• Task details
Return every line of the records below verbatim, with no pictures in the copy.

## start Excerpted data

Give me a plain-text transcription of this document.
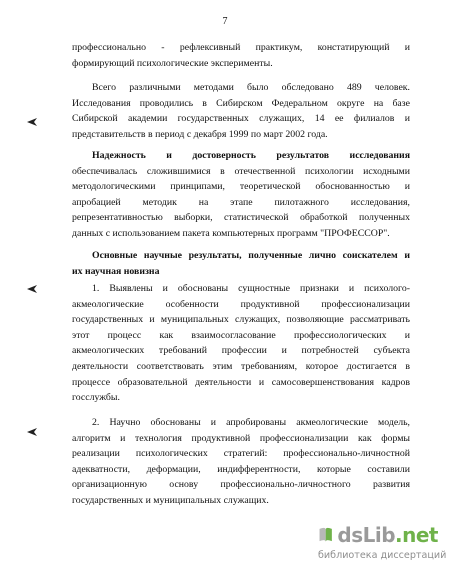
7
профессионально - рефлексивный практикум, констатирующий и
формирующий психологические эксперименты.
Всего различными методами было обследовано 489 человек.
Исследования проводились в Сибирском Федеральном округе на базе
Сибирской академии государственных служащих, 14 ее филиалов и
представительств в период с декабря 1999 по март 2002 года.
Надежность и достоверность результатов исследования
обеспечивалась сложившимися в отечественной психологии исходными
методологическими принципами, теоретической обоснованностью и
апробацией методик на этапе пилотажного исследования,
репрезентативностью выборки, статистической обработкой полученных
данных с использованием пакета компьютерных программ "ПРОФЕССОР".
Основные научные результаты, полученные лично соискателем и
их научная новизна
1. Выявлены и обоснованы сущностные признаки и психолого-
акмеологические особенности продуктивной профессионализации
государственных и муниципальных служащих, позволяющие рассматривать
этот процесс как взаимосогласование профессиологических и
акмеологических требований профессии и потребностей субъекта
деятельности соответствовать этим требованиям, которое достигается в
процессе образовательной деятельности и самосовершенствования кадров
госслужбы.
2. Научно обоснованы и апробированы акмеологические модель,
алгоритм и технология продуктивной профессионализации как формы
реализации психологических стратегий: профессионально-личностной
адекватности, деформации, индифферентности, которые составили
организационную основу профессионально-личностного развития
государственных и муниципальных служащих.
dsLib.net
библиотека диссертаций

## end Excerpted data

• Correct response
Give me a plain-text transcription of this document.
7
профессионально - рефлексивный практикум, констатирующий и
формирующий психологические эксперименты.
Всего различными методами было обследовано 489 человек.
Исследования проводились в Сибирском Федеральном округе на базе
Сибирской академии государственных служащих, 14 ее филиалов и
представительств в период с декабря 1999 по март 2002 года.
Надежность и достоверность результатов исследования
обеспечивалась сложившимися в отечественной психологии исходными
методологическими принципами, теоретической обоснованностью и
апробацией методик на этапе пилотажного исследования,
репрезентативностью выборки, статистической обработкой полученных
данных с использованием пакета компьютерных программ "ПРОФЕССОР".
Основные научные результаты, полученные лично соискателем и
их научная новизна
1. Выявлены и обоснованы сущностные признаки и психолого-
акмеологические особенности продуктивной профессионализации
государственных и муниципальных служащих, позволяющие рассматривать
этот процесс как взаимосогласование профессиологических и
акмеологических требований профессии и потребностей субъекта
деятельности соответствовать этим требованиям, которое достигается в
процессе образовательной деятельности и самосовершенствования кадров
госслужбы.
2. Научно обоснованы и апробированы акмеологические модель,
алгоритм и технология продуктивной профессионализации как формы
реализации психологических стратегий: профессионально-личностной
адекватности, деформации, индифферентности, которые составили
организационную основу профессионально-личностного развития
государственных и муниципальных служащих.
dsLib.net
библиотека диссертаций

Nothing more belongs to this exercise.